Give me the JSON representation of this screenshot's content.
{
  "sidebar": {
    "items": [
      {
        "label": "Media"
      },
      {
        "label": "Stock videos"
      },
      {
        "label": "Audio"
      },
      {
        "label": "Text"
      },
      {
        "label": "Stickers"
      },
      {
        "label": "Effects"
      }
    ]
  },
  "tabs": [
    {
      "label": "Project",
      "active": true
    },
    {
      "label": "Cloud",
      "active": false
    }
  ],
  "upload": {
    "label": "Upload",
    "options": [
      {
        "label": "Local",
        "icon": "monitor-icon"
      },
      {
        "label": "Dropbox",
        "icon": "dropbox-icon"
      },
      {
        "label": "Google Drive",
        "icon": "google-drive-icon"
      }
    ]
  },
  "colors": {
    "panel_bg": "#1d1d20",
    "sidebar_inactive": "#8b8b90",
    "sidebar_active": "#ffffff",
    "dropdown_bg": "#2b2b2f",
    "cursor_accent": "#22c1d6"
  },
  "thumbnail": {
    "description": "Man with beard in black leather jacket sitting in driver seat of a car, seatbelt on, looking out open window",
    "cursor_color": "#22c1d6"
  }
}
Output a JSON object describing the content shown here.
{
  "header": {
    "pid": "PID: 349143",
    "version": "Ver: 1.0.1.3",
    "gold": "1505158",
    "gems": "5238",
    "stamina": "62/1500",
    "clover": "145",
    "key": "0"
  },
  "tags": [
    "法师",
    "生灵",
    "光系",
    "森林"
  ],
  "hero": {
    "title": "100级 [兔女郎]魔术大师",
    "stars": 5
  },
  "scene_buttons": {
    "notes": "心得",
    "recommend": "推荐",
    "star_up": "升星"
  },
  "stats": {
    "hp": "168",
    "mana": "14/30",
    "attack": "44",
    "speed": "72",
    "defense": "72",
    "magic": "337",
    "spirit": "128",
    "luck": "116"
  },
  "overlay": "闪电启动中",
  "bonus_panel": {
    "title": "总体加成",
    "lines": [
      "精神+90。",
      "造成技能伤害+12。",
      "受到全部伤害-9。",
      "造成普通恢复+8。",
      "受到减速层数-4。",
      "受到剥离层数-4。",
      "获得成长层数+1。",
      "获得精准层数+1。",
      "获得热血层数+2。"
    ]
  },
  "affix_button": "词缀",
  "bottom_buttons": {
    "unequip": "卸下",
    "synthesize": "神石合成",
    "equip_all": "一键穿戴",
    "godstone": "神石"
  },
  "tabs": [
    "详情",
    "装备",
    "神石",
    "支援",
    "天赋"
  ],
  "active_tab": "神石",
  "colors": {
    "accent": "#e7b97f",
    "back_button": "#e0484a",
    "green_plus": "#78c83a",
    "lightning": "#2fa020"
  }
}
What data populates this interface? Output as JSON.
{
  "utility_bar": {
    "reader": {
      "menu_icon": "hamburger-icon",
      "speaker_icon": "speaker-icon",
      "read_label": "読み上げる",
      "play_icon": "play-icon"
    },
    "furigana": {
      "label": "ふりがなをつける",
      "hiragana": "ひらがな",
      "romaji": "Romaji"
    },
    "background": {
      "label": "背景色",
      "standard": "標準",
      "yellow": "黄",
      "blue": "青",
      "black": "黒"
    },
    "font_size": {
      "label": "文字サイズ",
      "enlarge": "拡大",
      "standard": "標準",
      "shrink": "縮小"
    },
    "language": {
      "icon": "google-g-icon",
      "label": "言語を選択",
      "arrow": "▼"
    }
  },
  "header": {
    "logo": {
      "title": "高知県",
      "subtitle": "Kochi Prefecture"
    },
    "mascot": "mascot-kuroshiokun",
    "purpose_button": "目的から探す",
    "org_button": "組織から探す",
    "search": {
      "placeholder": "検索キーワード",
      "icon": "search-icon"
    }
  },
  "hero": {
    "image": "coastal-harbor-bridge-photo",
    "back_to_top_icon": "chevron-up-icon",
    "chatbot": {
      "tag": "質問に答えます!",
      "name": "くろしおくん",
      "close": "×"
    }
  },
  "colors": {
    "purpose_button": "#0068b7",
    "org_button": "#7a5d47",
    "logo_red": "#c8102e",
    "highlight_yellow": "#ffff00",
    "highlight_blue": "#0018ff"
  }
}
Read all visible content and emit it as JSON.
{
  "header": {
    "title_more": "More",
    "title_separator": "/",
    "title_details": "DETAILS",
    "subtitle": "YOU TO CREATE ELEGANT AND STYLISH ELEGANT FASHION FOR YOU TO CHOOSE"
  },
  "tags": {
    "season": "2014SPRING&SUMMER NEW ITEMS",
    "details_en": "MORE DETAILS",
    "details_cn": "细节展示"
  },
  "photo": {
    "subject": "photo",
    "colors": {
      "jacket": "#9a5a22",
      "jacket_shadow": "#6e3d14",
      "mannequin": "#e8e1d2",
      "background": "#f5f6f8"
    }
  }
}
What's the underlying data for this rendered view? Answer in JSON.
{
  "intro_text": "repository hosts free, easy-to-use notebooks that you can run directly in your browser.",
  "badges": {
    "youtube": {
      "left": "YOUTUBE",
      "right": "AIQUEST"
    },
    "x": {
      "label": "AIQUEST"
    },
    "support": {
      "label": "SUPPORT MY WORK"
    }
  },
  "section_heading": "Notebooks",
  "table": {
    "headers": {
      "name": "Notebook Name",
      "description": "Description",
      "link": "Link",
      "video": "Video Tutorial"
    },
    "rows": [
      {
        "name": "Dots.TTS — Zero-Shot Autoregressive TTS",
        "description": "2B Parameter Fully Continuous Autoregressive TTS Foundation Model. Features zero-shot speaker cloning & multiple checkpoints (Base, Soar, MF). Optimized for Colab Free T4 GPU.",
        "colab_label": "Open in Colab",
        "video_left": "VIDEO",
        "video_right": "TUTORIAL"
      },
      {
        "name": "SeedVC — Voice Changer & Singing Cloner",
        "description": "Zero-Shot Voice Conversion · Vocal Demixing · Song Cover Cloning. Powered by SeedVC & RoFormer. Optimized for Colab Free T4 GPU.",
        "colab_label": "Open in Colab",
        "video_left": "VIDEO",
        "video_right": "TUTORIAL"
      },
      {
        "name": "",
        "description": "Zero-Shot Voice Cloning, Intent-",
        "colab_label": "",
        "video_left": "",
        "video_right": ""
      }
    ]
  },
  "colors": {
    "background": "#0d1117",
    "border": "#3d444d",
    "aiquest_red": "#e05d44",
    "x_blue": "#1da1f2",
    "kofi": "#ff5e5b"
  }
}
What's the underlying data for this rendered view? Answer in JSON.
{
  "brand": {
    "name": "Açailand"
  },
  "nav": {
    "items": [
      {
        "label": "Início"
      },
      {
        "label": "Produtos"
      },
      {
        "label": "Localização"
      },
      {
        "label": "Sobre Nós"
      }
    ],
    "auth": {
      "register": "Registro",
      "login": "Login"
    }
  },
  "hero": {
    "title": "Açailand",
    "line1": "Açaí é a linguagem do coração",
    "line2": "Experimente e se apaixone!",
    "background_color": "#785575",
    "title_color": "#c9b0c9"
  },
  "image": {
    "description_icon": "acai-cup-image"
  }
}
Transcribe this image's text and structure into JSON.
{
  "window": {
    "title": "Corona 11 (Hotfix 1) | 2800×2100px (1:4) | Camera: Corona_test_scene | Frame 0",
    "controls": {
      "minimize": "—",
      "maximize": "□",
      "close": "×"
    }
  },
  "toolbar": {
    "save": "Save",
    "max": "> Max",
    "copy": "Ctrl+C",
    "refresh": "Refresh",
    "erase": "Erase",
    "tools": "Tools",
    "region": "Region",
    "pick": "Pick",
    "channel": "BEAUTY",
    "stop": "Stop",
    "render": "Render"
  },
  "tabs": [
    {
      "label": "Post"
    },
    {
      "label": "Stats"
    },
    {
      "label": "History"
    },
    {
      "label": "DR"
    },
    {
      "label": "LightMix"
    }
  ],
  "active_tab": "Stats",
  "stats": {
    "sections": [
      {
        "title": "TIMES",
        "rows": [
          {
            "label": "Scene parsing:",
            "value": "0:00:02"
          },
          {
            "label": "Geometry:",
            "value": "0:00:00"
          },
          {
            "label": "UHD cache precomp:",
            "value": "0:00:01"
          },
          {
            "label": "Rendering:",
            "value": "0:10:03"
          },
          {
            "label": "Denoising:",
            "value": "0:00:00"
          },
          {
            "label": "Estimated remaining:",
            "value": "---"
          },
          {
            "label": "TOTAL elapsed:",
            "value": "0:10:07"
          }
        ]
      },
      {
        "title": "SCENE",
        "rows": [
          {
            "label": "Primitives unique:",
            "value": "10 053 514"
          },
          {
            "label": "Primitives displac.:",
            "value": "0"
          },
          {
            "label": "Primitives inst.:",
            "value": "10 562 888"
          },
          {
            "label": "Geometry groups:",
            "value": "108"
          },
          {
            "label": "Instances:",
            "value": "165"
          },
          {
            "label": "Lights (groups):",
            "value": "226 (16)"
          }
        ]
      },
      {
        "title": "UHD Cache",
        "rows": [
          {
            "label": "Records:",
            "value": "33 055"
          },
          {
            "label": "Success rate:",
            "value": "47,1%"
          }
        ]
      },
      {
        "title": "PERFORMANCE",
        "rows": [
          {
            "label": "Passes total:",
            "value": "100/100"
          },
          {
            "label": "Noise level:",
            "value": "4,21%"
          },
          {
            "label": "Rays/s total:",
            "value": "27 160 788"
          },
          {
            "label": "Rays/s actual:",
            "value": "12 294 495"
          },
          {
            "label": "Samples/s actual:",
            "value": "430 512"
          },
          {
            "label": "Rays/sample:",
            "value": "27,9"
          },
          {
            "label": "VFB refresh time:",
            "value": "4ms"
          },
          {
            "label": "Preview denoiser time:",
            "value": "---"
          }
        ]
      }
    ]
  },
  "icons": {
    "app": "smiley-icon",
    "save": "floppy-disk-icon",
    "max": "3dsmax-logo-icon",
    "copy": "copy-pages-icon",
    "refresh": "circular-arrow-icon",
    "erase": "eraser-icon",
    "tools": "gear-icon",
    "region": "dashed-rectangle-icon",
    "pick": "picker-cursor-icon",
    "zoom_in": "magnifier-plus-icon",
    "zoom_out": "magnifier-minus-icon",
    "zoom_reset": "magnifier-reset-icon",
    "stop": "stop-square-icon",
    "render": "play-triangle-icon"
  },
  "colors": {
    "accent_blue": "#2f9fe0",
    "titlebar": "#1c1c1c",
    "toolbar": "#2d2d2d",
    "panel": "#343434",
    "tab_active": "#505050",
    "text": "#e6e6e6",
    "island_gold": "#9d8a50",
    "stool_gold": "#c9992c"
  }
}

******

**Stated goal**
Pull every line containing the word "speaker" out of the entries above.

**Correct answer**
      "speaker_icon": "speaker-icon",
        "description": "2B Parameter Fully Continuous Autoregressive TTS Foundation Model. Features zero-shot speaker cloning & multiple checkpoints (Base, Soar, MF). Optimized for Colab Free T4 GPU.",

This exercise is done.